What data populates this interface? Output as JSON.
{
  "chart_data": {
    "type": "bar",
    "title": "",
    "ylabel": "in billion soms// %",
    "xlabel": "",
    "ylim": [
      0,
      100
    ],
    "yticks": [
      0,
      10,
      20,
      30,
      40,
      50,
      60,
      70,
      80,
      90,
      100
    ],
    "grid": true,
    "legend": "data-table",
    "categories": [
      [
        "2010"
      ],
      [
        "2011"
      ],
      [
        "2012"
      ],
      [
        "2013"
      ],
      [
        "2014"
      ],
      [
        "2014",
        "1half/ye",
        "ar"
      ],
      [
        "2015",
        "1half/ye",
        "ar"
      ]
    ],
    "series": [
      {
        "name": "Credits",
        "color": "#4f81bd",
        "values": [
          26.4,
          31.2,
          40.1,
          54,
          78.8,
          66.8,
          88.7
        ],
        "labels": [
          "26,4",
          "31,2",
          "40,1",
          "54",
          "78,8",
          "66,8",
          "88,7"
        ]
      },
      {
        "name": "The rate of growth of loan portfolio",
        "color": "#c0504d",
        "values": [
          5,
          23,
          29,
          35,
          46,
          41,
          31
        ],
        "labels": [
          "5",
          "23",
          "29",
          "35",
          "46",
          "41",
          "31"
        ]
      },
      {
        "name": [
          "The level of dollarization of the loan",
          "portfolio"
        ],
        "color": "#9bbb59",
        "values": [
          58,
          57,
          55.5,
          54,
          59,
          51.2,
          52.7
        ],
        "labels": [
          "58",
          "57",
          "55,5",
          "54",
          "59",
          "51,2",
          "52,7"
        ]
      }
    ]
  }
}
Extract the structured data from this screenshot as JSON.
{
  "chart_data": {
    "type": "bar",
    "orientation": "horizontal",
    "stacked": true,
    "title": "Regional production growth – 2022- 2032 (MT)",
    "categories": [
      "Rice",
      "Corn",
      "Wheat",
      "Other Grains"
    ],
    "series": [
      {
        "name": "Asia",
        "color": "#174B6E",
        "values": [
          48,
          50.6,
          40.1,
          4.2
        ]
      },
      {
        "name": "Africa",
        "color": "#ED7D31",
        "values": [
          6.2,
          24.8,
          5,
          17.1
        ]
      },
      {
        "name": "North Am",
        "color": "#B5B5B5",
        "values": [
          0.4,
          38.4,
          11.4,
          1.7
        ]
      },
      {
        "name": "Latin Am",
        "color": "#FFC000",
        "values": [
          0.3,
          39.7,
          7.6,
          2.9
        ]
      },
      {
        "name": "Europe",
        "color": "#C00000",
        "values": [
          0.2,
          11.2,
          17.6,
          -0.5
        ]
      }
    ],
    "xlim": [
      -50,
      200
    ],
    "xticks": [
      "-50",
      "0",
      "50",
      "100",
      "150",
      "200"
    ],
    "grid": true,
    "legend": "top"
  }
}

**Exercise goal:** Check each line above for the string "JSON" and show the ones that have it.

**Complete answer:**
What data populates this interface? Output as JSON.
Extract the structured data from this screenshot as JSON.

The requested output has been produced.